• **WHAT THE EXERCISE ASKS**
In your copy, reproduce the entries exactly as they are, minus the images.

--- BEGIN ---

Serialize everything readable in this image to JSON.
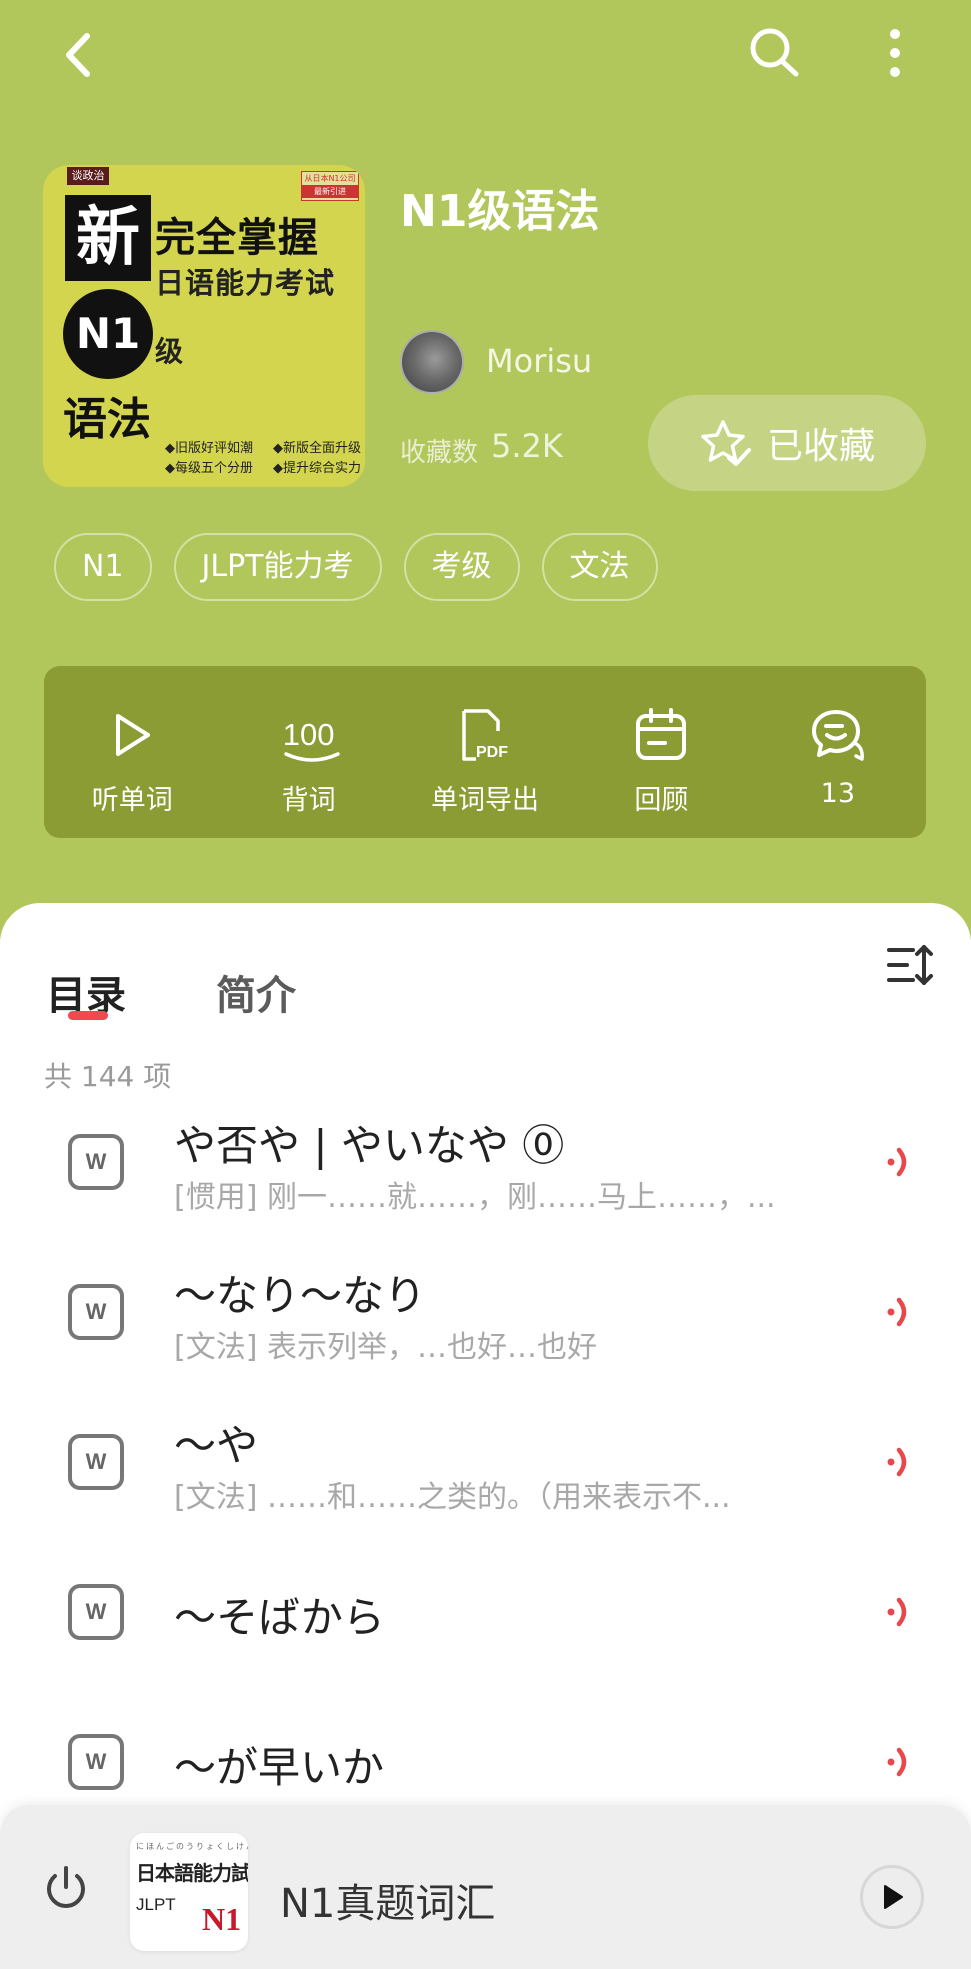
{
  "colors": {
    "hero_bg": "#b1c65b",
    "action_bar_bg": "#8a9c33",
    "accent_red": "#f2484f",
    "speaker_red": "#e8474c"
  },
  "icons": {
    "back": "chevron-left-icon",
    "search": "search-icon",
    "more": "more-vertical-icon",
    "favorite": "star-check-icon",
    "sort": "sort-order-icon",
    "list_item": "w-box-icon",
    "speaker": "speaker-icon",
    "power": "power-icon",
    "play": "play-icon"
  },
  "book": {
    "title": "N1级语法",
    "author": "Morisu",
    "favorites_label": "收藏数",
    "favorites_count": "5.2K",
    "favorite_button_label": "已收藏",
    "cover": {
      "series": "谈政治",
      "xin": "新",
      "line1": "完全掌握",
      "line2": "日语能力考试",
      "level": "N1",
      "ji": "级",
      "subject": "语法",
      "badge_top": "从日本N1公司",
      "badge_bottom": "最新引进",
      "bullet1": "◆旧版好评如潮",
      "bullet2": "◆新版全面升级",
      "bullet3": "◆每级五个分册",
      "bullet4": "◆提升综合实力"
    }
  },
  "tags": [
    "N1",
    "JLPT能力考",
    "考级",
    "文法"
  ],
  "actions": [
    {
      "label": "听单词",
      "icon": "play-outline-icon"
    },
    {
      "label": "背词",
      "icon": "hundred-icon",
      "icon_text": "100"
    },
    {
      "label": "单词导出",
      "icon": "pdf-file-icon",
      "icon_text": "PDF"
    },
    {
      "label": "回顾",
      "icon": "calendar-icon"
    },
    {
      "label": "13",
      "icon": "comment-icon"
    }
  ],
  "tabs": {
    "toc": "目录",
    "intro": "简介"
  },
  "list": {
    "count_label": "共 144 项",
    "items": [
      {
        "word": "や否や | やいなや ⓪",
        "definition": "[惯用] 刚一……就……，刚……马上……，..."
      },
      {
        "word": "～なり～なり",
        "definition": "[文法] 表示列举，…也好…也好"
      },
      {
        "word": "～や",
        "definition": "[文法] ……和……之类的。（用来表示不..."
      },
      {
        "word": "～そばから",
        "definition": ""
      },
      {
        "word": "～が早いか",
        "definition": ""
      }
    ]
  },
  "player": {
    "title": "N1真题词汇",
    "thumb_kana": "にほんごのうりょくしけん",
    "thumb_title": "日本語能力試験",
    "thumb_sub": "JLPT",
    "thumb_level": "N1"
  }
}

--- END ---

• **RESULT OF THE EXERCISE**
Serialize everything readable in this image to JSON.
{
  "colors": {
    "hero_bg": "#b1c65b",
    "action_bar_bg": "#8a9c33",
    "accent_red": "#f2484f",
    "speaker_red": "#e8474c"
  },
  "icons": {
    "back": "chevron-left-icon",
    "search": "search-icon",
    "more": "more-vertical-icon",
    "favorite": "star-check-icon",
    "sort": "sort-order-icon",
    "list_item": "w-box-icon",
    "speaker": "speaker-icon",
    "power": "power-icon",
    "play": "play-icon"
  },
  "book": {
    "title": "N1级语法",
    "author": "Morisu",
    "favorites_label": "收藏数",
    "favorites_count": "5.2K",
    "favorite_button_label": "已收藏",
    "cover": {
      "series": "谈政治",
      "xin": "新",
      "line1": "完全掌握",
      "line2": "日语能力考试",
      "level": "N1",
      "ji": "级",
      "subject": "语法",
      "badge_top": "从日本N1公司",
      "badge_bottom": "最新引进",
      "bullet1": "◆旧版好评如潮",
      "bullet2": "◆新版全面升级",
      "bullet3": "◆每级五个分册",
      "bullet4": "◆提升综合实力"
    }
  },
  "tags": [
    "N1",
    "JLPT能力考",
    "考级",
    "文法"
  ],
  "actions": [
    {
      "label": "听单词",
      "icon": "play-outline-icon"
    },
    {
      "label": "背词",
      "icon": "hundred-icon",
      "icon_text": "100"
    },
    {
      "label": "单词导出",
      "icon": "pdf-file-icon",
      "icon_text": "PDF"
    },
    {
      "label": "回顾",
      "icon": "calendar-icon"
    },
    {
      "label": "13",
      "icon": "comment-icon"
    }
  ],
  "tabs": {
    "toc": "目录",
    "intro": "简介"
  },
  "list": {
    "count_label": "共 144 项",
    "items": [
      {
        "word": "や否や | やいなや ⓪",
        "definition": "[惯用] 刚一……就……，刚……马上……，..."
      },
      {
        "word": "～なり～なり",
        "definition": "[文法] 表示列举，…也好…也好"
      },
      {
        "word": "～や",
        "definition": "[文法] ……和……之类的。（用来表示不..."
      },
      {
        "word": "～そばから",
        "definition": ""
      },
      {
        "word": "～が早いか",
        "definition": ""
      }
    ]
  },
  "player": {
    "title": "N1真题词汇",
    "thumb_kana": "にほんごのうりょくしけん",
    "thumb_title": "日本語能力試験",
    "thumb_sub": "JLPT",
    "thumb_level": "N1"
  }
}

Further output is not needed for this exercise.